(Directions) Determine how many lines include "hushåll". Give the number and nothing else.

Excerpts from a figure dataset
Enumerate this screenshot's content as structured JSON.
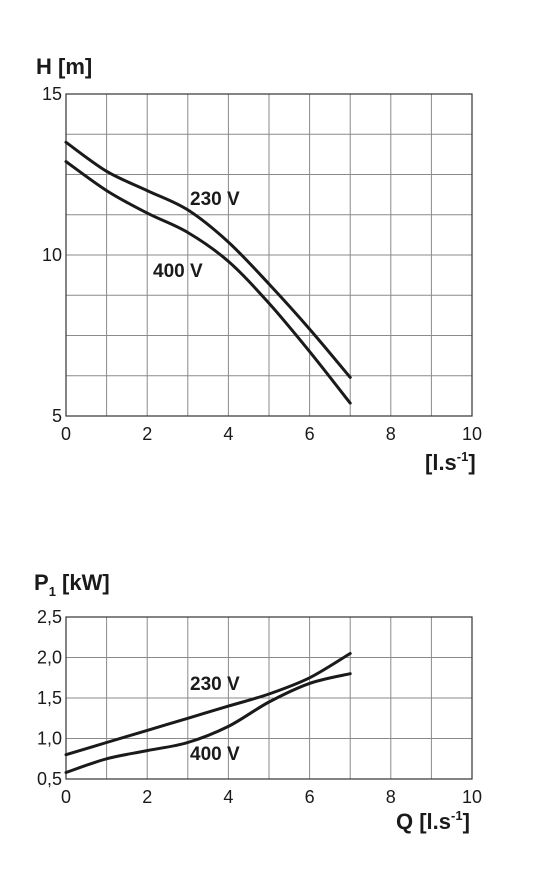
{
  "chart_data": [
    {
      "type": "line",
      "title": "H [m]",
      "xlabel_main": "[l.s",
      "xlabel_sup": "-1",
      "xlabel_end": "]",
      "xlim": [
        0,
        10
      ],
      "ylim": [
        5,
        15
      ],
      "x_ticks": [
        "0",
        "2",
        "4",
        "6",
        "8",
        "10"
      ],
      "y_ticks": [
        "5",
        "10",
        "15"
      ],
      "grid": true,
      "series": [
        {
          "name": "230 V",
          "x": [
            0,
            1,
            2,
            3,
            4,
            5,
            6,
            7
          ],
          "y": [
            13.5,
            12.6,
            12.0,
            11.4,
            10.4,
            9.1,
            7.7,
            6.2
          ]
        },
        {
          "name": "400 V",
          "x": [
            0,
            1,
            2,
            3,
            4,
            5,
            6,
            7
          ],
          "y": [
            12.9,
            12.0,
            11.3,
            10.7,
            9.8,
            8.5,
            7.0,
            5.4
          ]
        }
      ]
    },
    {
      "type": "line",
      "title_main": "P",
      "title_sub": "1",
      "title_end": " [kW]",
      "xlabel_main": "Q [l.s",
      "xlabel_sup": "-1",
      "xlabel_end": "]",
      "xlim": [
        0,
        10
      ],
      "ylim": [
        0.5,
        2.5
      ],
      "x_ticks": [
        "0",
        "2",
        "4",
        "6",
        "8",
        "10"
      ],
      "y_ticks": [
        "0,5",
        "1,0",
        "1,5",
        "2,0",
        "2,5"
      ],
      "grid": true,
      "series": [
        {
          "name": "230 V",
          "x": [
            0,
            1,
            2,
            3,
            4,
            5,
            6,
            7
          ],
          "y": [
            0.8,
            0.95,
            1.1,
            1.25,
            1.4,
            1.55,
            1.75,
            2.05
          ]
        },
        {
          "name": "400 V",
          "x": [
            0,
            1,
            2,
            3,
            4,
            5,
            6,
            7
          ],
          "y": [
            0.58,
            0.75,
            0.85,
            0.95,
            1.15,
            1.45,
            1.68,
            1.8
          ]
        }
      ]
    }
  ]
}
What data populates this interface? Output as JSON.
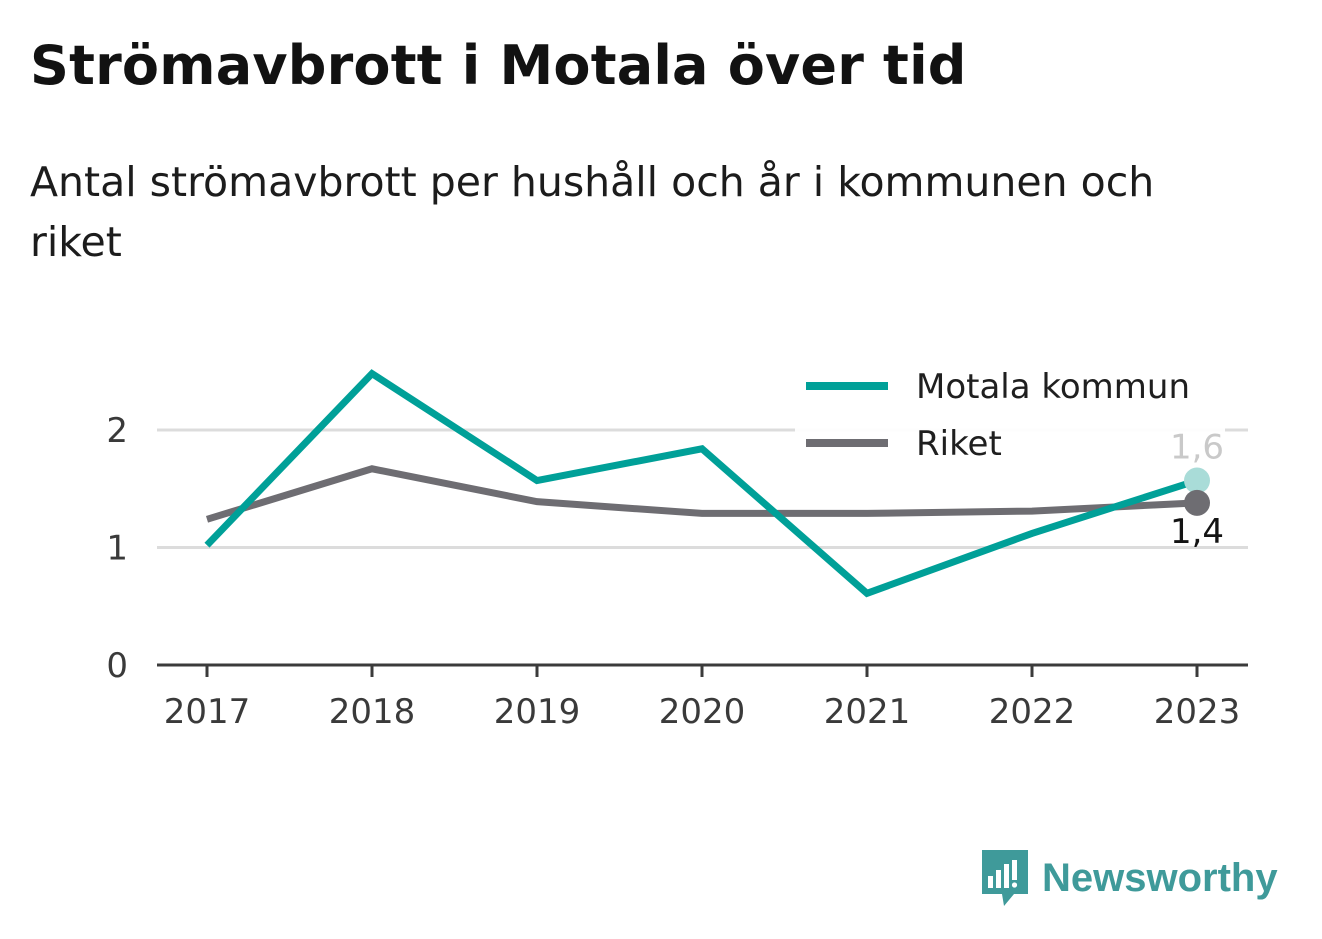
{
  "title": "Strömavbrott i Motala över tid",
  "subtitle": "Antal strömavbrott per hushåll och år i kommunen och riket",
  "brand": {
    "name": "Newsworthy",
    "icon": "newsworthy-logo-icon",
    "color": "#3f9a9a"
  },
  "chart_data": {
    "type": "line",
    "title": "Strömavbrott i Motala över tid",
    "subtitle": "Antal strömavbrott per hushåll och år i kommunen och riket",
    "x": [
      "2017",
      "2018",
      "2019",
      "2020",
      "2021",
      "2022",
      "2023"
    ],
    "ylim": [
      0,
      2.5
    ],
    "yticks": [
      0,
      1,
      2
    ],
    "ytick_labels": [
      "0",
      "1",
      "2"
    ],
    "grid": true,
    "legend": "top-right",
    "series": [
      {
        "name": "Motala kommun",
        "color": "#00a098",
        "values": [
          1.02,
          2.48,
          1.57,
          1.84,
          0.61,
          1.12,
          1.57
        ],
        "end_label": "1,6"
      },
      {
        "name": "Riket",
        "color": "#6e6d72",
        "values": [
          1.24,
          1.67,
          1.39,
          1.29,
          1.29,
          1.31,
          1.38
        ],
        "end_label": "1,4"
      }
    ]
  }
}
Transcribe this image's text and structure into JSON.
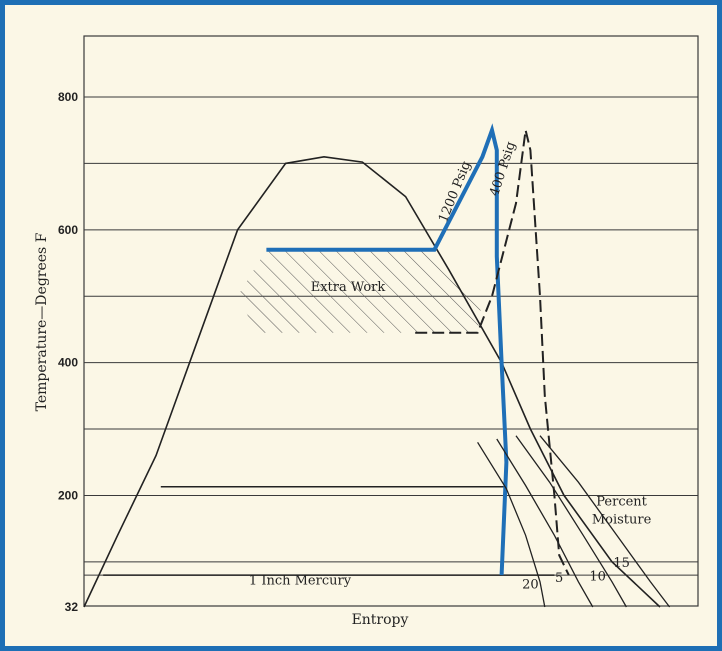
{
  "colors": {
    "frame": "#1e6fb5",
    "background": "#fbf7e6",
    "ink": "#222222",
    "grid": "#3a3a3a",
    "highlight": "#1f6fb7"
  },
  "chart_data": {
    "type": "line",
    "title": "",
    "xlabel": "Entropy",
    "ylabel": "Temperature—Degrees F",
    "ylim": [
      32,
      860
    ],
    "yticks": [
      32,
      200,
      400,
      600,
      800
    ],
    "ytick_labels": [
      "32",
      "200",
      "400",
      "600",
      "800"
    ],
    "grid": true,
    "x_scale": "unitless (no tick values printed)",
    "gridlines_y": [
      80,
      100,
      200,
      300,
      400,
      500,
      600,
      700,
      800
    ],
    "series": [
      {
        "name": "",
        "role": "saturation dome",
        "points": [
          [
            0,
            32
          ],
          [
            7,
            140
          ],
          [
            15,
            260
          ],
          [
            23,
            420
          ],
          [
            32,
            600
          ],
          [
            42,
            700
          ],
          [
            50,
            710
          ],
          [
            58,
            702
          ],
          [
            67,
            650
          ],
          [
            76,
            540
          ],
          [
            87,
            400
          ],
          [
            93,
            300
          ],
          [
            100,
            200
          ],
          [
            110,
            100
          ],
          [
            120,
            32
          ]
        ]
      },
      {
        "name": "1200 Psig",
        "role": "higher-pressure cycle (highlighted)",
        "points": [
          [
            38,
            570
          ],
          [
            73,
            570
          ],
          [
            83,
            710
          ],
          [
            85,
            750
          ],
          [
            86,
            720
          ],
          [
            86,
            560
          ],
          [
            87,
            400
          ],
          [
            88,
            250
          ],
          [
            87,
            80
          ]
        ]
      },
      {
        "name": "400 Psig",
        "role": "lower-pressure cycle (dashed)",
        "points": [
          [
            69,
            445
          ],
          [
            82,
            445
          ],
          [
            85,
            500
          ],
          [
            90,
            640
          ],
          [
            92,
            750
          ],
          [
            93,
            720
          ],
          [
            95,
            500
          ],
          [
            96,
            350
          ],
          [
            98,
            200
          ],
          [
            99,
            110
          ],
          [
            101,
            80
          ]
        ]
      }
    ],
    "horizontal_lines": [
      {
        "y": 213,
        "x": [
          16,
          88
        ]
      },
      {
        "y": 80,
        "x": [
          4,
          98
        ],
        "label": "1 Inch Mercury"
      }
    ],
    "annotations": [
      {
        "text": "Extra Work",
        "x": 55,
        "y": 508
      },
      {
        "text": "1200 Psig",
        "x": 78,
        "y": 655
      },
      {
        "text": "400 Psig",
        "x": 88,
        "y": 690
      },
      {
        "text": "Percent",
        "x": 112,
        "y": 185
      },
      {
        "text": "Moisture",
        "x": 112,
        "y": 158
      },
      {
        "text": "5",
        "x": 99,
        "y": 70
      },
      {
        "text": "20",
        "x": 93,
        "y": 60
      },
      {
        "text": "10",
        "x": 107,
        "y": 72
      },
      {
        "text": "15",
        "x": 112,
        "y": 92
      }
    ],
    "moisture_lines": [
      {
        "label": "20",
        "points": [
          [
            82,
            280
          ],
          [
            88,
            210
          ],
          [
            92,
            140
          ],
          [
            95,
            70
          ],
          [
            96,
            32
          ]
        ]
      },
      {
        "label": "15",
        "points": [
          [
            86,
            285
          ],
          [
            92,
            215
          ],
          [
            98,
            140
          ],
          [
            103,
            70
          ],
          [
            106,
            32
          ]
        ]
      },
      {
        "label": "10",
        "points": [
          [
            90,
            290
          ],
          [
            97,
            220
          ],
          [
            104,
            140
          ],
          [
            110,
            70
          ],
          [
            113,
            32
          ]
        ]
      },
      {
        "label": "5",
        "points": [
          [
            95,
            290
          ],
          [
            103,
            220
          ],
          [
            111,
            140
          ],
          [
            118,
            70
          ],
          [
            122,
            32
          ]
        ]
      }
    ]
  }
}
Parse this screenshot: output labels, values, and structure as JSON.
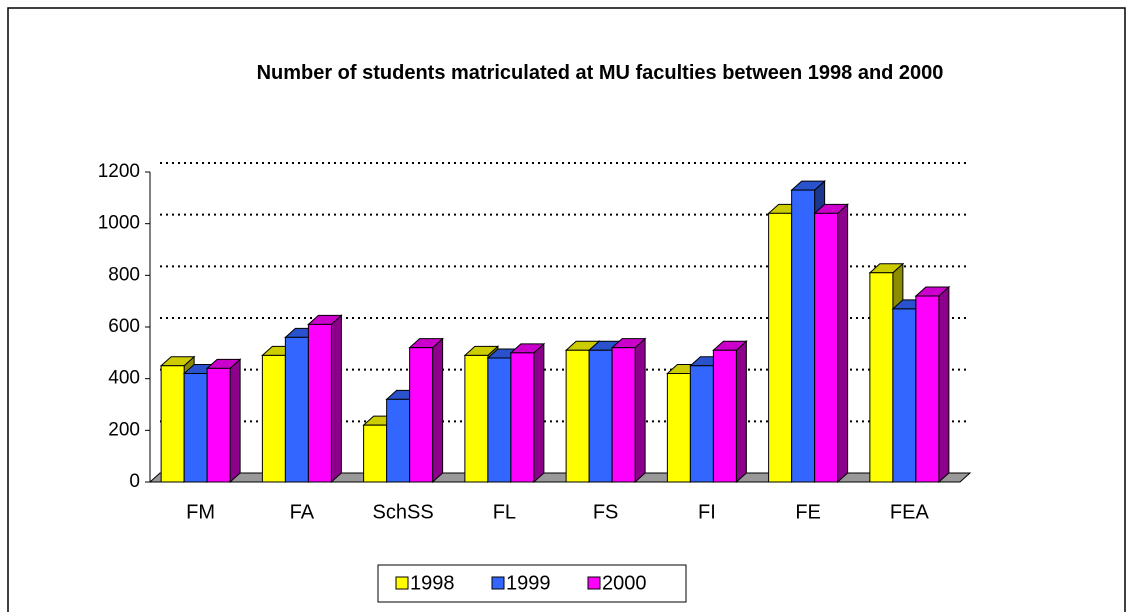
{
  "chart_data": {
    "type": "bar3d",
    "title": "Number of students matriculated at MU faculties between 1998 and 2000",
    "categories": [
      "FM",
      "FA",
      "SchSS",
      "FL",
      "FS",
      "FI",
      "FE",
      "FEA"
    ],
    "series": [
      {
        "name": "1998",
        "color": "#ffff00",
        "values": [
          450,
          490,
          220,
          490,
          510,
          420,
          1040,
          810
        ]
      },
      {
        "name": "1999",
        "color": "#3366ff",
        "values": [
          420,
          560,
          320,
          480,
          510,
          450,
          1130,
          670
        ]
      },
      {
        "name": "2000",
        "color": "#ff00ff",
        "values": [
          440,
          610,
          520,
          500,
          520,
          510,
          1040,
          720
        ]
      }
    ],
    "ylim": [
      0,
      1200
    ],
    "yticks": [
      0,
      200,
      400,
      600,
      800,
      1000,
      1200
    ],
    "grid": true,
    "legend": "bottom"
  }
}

(Written response) 2